#### Task list
• a. In the Gillingham season text, condense the paragraph beginning "Lovell was also the team's top goalscorer" into a short bulleted list that keeps its main facts.
• b. Repeat the Gillingham season text word for word, from "Lovell made the" to "his professional career.".

#### Document excerpt

○ ○ ○

Lovell made the highest number of appearances during the season; he was in the starting line-up for every one of the club's 55 matches. Pritchard and West also made over 50 appearances, each playing 51 times. Both players played in every game in the FA Cup, League Cup, and Associate Members' Cup, but each missed four Third Division matches. Four other players made more than 40 appearances. Four players, all members of the club's youth team, played only one game each. Of these, Ian Docker, Ivan Haines and Lee Palmer would all go on to become regulars in the first team, but Neil Luff's single appearance as a substitute would prove to be the only game of his professional career.

Lovell was also the team's top goalscorer, with 25 goals in the Third Division and a total of 27 in all competitions, three times as many as any other player. It was the first of four consecutive seasons in which he would be Gillingham's top scorer. He was the season's overall top scorer in Third Division matches; Southend's David Crown finished the season with 26 league goals, but this included 9 scored in the Fourth Division for Cambridge United before he was transferred in November.

○ ○ ○

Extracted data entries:
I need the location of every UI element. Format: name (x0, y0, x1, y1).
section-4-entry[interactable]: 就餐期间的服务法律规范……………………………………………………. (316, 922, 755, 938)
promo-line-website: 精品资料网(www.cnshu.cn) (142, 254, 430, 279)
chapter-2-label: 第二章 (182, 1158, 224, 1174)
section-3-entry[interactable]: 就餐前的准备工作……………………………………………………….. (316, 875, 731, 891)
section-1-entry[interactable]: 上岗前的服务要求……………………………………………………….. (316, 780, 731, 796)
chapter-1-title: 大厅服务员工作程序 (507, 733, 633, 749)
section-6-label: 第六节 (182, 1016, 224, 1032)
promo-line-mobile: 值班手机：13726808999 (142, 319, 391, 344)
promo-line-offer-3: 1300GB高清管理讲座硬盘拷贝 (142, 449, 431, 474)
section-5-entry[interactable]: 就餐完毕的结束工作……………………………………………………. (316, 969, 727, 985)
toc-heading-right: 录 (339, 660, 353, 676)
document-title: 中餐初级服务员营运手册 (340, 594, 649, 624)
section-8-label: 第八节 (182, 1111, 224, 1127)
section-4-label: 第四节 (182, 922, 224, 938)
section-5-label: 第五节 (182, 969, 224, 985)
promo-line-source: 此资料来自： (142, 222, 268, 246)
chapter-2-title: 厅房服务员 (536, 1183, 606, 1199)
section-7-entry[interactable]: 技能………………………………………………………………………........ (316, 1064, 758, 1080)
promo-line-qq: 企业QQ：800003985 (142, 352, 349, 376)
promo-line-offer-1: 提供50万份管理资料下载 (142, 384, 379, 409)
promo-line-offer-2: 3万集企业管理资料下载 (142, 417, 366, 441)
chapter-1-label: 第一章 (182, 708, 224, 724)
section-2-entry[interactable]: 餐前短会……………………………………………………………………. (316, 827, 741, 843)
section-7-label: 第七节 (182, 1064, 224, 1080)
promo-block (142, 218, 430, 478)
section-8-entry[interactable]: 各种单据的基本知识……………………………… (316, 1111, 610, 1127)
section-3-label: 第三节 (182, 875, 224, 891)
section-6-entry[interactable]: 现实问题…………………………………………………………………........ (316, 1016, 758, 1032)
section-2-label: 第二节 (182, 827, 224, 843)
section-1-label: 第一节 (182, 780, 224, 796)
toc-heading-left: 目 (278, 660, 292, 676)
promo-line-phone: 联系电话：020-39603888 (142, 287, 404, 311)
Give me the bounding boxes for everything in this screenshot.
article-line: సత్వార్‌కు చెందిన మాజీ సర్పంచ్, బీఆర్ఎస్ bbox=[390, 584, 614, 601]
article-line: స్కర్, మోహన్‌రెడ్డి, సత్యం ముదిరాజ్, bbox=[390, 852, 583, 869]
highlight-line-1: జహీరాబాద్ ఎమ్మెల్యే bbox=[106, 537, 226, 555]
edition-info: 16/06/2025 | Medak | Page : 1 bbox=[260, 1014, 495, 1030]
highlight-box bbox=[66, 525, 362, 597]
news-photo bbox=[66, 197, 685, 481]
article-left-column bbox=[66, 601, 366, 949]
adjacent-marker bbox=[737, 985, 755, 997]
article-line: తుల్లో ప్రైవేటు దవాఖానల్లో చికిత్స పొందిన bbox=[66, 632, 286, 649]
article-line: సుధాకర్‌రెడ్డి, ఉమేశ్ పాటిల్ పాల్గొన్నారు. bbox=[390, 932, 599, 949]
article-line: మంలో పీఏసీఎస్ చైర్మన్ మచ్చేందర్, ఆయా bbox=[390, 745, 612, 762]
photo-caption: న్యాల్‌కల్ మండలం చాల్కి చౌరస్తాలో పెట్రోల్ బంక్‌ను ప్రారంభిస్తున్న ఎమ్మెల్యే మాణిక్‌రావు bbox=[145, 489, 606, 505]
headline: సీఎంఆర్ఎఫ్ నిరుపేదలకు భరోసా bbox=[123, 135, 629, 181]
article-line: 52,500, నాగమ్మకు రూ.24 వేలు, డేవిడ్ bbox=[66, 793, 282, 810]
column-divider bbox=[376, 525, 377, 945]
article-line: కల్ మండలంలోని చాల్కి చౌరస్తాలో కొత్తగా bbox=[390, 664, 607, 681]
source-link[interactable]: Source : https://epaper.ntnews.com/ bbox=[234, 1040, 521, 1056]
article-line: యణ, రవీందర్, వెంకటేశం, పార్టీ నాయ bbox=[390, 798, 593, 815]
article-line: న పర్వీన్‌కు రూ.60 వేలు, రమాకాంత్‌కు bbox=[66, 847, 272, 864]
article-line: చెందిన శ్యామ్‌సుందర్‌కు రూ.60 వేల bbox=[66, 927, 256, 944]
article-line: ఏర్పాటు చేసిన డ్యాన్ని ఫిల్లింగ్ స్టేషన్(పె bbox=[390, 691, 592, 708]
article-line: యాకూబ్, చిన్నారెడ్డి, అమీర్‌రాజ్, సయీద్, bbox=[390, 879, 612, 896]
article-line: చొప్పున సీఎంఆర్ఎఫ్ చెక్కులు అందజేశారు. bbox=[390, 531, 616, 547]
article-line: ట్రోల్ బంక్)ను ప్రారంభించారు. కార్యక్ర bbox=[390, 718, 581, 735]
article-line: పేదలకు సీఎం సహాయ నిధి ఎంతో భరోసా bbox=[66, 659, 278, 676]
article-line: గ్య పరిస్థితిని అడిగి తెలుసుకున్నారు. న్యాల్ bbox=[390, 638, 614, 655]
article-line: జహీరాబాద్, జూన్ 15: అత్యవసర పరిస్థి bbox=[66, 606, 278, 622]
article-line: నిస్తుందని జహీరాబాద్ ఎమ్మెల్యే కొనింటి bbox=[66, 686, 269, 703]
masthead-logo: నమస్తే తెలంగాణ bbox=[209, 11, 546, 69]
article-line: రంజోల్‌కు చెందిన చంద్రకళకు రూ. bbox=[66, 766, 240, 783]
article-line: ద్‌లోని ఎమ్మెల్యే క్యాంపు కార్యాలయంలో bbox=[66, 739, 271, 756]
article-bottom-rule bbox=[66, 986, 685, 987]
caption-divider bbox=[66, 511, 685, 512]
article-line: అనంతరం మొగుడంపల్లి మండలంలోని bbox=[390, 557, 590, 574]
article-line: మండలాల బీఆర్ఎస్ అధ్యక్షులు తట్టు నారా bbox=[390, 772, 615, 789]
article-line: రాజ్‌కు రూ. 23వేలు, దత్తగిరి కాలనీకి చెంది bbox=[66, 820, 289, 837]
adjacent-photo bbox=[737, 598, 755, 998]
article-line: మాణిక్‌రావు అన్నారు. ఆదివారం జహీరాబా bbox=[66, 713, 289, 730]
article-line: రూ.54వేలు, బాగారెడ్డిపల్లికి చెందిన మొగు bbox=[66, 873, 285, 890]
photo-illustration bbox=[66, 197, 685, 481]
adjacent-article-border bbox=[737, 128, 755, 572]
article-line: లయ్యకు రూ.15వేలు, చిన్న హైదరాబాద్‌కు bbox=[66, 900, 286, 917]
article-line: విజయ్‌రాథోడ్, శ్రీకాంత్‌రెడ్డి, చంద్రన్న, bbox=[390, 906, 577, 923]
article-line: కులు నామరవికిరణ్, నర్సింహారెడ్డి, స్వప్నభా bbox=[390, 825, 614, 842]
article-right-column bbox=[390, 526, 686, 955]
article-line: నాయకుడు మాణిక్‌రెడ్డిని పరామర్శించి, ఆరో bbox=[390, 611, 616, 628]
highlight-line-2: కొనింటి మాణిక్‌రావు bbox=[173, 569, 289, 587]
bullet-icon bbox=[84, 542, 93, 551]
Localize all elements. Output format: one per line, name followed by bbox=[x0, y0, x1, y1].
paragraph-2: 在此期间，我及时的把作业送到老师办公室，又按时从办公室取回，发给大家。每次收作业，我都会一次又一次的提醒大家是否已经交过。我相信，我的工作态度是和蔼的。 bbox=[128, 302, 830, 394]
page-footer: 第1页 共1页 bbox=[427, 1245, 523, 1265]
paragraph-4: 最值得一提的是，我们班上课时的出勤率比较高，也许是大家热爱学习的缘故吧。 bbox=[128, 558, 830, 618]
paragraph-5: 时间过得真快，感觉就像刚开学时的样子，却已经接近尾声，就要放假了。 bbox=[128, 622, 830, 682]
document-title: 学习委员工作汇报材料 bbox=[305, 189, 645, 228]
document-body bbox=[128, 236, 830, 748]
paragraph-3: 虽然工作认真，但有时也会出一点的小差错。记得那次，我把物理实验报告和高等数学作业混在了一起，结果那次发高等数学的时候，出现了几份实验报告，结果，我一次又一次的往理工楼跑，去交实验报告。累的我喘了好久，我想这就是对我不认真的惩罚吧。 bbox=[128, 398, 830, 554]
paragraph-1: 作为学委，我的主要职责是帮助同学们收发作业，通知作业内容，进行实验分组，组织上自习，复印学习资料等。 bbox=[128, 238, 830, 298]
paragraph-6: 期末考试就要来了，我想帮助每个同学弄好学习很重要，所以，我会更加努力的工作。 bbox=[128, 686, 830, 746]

○ ○ ○

#### Written responses
• a.
- Lovell was the team's top goalscorer, with 25 Third Division goals and 27 in all competitions, three times as many as any other player.
- It was the first of four consecutive seasons in which he was Gillingham's top scorer.
- He was the season's overall top scorer in Third Division matches.
- Southend's David Crown finished with 26 league goals, but 9 of them were scored in the Fourth Division for Cambridge United before his November transfer.

• b.
Lovell made the highest number of appearances during the season; he was in the starting line-up for every one of the club's 55 matches. Pritchard and West also made over 50 appearances, each playing 51 times. Both players played in every game in the FA Cup, League Cup, and Associate Members' Cup, but each missed four Third Division matches. Four other players made more than 40 appearances. Four players, all members of the club's youth team, played only one game each. Of these, Ian Docker, Ivan Haines and Lee Palmer would all go on to become regulars in the first team, but Neil Luff's single appearance as a substitute would prove to be the only game of his professional career.